# DeWalt OR Bosch Router Decision



## tool_junkie (Jun 23, 2011)

I need a new router. Been looking online for quite sometime. Found the following deal on Amazon for a DeWalt DW618PK for $146.99. Although I have been wanting to get a Bosch 1617EVSPK because the newer model has above the table height adjustment. The Bosch is selling for 199.99 on amazon. This is a $50 price difference.

The DeWalt one seems to have integrated dust collection port which is a plus, and the plus for Bosch is the above the table height adjustment.

If you were in my shoes, what would you opt for?

http://www.amazon.com/DEWALT-DW618PK-12-AMP-Fixed-Base-Variable-Speed/dp/B00006JKXE/ref=br_lf_m_8120554011_1_9_ttl?ie=UTF8&m=ATVPDKIKX0DER&s=hi&pf_rd_p=1704776282&pf_rd_s=center-2&pf_rd_t=101&pf_rd_i=8120554011&pf_rd_m=ATVPDKIKX0DER&pf_rd_r=0EJE0C7E9X275YV7FAXR


----------



## Earlextech (Jan 13, 2011)

Bosch


----------



## paxorion (Oct 19, 2012)

I was in the same boat ~6 months ago, and opted for the Dewalt DW618PK. Price was the determining factor for me. I haven't used it enough to form a solid opinion, but from my limited usage, I haven't been disappointed yet.


----------



## Brrman (Jan 31, 2011)

Have had my Bosch EVS for 6 years . 
No issues and has been able to do everything I have needed it to do. Get's used on almost every project.

◆ ◆ ◆ ◆

> **Task A**
Translate this sentence from the router forum thread into Spanish: "The DeWalt one seems to have integrated dust collection port which is a plus, and the plus for Bosch is the above the table height adjustment."
> **Task B**
Say whether each statement agrees with the router forum thread. Answer yes or no, and quote the words that decide it.
(i) The Bosch router is priced at 199.99 on Amazon.
(ii) paxorion chose the Bosch.
(iii) Brrman has owned a Bosch EVS for ten years.
> **Task C**
Resume the router forum thread after its last post.

◆ ◆ ◆ ◆

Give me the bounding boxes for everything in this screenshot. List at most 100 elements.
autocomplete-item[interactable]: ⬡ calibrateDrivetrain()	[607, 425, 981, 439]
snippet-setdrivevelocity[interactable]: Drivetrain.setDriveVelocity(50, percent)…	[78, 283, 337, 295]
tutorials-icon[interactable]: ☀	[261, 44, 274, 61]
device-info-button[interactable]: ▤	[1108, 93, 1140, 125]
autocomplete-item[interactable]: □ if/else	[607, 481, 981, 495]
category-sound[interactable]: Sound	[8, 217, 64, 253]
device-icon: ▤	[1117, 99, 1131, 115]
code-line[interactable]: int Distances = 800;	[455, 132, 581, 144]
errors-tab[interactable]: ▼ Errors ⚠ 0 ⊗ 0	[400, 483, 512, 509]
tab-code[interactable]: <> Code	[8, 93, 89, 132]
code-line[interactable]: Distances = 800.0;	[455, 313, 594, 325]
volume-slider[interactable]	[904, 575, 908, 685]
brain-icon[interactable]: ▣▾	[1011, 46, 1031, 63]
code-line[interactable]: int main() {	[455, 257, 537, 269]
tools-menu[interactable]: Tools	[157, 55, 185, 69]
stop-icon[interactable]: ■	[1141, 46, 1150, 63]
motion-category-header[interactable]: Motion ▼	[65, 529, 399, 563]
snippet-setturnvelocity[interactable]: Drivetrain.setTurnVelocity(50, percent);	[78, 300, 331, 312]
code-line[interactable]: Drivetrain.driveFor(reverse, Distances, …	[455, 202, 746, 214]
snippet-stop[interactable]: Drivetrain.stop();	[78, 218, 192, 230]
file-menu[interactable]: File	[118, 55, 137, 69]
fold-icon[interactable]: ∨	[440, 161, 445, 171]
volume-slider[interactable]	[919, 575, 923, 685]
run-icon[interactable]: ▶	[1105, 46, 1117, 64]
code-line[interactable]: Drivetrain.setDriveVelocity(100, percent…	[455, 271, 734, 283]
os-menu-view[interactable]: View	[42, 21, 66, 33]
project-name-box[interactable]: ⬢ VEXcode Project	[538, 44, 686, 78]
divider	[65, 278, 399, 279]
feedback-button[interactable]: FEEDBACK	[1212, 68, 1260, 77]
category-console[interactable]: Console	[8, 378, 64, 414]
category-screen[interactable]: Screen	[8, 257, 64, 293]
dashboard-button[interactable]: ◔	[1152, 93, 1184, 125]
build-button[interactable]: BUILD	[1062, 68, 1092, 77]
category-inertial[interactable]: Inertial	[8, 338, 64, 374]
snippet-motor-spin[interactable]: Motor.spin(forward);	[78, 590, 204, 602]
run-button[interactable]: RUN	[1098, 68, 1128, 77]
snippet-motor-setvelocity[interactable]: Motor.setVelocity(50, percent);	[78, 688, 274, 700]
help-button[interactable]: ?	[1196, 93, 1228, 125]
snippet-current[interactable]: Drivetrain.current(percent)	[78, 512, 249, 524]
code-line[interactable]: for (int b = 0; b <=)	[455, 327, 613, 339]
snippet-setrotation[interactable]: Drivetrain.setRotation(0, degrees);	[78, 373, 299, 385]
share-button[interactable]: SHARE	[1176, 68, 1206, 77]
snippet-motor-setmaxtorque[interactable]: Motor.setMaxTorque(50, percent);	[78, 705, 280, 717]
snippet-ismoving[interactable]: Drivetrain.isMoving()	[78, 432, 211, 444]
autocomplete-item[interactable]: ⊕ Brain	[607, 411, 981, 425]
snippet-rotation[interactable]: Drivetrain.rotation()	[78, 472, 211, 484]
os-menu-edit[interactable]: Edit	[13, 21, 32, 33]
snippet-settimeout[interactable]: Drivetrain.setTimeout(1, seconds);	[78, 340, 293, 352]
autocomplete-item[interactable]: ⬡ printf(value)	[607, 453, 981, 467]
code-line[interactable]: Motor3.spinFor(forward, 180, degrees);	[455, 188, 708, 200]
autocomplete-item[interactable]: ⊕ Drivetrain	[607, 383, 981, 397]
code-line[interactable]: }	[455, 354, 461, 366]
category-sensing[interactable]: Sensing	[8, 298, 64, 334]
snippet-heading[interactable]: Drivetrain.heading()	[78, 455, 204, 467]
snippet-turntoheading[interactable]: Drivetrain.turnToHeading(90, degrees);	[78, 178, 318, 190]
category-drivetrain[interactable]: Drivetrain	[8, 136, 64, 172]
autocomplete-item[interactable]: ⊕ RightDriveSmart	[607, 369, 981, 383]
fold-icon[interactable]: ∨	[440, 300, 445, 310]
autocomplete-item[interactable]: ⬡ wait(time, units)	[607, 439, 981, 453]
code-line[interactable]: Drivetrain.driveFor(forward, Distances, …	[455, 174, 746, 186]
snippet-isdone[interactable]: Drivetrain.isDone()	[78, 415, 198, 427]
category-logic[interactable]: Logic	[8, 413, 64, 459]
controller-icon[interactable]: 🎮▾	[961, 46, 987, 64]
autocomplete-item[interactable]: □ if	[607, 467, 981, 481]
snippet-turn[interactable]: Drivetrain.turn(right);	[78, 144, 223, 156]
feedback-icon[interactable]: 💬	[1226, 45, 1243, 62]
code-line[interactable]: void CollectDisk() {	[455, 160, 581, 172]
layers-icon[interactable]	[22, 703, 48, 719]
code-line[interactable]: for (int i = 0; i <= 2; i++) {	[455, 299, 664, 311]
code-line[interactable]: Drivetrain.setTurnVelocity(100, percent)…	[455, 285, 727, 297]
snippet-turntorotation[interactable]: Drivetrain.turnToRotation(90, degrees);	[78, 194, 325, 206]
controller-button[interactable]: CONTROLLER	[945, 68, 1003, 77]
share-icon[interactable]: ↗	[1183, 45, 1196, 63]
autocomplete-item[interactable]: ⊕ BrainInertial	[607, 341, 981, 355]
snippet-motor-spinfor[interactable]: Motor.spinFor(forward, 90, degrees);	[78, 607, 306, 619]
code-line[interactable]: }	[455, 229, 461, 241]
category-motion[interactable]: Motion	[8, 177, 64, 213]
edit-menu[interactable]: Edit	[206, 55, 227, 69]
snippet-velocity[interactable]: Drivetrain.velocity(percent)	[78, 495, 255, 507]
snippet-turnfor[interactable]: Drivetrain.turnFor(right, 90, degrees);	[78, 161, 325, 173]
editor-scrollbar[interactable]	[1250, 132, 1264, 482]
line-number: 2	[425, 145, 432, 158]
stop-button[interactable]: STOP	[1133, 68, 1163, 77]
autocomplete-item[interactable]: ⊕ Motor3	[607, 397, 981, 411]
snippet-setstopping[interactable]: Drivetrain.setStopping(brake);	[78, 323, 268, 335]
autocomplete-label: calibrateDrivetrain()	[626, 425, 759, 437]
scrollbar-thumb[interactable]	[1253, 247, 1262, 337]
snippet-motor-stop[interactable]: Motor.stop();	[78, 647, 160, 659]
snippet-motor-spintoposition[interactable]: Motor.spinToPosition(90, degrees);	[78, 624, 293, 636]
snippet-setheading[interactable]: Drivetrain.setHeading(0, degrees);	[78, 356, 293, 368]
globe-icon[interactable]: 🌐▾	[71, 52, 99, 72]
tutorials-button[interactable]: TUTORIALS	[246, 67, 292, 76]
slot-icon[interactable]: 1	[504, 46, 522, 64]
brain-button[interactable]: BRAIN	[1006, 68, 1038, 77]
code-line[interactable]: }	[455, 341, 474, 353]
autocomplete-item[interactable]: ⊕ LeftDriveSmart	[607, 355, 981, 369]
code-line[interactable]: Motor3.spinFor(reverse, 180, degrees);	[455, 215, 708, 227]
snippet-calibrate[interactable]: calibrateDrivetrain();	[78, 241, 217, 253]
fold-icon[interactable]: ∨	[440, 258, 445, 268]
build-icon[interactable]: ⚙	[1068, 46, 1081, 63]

◆ ◆ ◆ ◆

> **Expected output A**
El DeWalt parece tener un puerto de recolección de polvo integrado, lo cual es una ventaja, y la ventaja del Bosch es el ajuste de altura por encima de la mesa.

> **Expected output B**
(i) Yes: "The Bosch is selling for 199.99 on amazon."
(ii) No: "opted for the Dewalt DW618PK"
(iii) No: "Have had my Bosch EVS for 6 years"

> **Expected output C**
----------



## pintodeluxe (Sep 12, 2010)

Well I actually have and use both of the routers in question. I must say I reach for the Dewalt more often. The Dewalt 618 is more compact in the fixed base, which makes dovetails a snap. You don't get that tippy, top-heavy feel prevalent on so many other routers. The Dewalt plunge is comparable to the best dedicated plunge routers on the market. It will plow stopped dados, profile table edges, and most other common router tasks. But it is also incredibly accurate for pattern inlays and delicate freehand work. 
Not to say the Bosch isn't accurate. It is a fine router, but the handles on the fixed base are too slick. The handles on the Dewalt are oblong, which helps keep the router vertical. As far as switching the bases out, it is no contest the Dewalt is a much better system. Just try a few Bosch display models, you might note as I have that they invariably stick and become difficult to swap out. 
I have the three base kit from Dewalt. I mostly use the fixed base and plunge base, but recently I put an oversized base on the D-handle base. That is a nice upgrade for edge profiling. 
The dust collection on the Dewalt plunge base works great when cutting dados and mortises.

Ultimately, get the one you like best. For me the ergonomics made the Dewalt stand out.


----------



## paxorion (Oct 19, 2012)

I'll echo pintodeluxe's comments, that the lower profile has been a pleasant surprise. In addition, the plunge action has been fantastic to use. A few other positives that I discovered after I started using the router:

The flat top and placed the router upside down after use (and the bit stops spinning!) to get it out of the way, without messing with the bit settings. 
The collet lock which has worked very well when changing bits
Dust collection for the plunge base worked very well with a shop-vac. The only comparison I can speak to is the plunge and fixed base

A lot of the negatives that I read about has to do with the power cord. I'm on the fence as I always seem to struggle to find the right orientation to plug the cord in.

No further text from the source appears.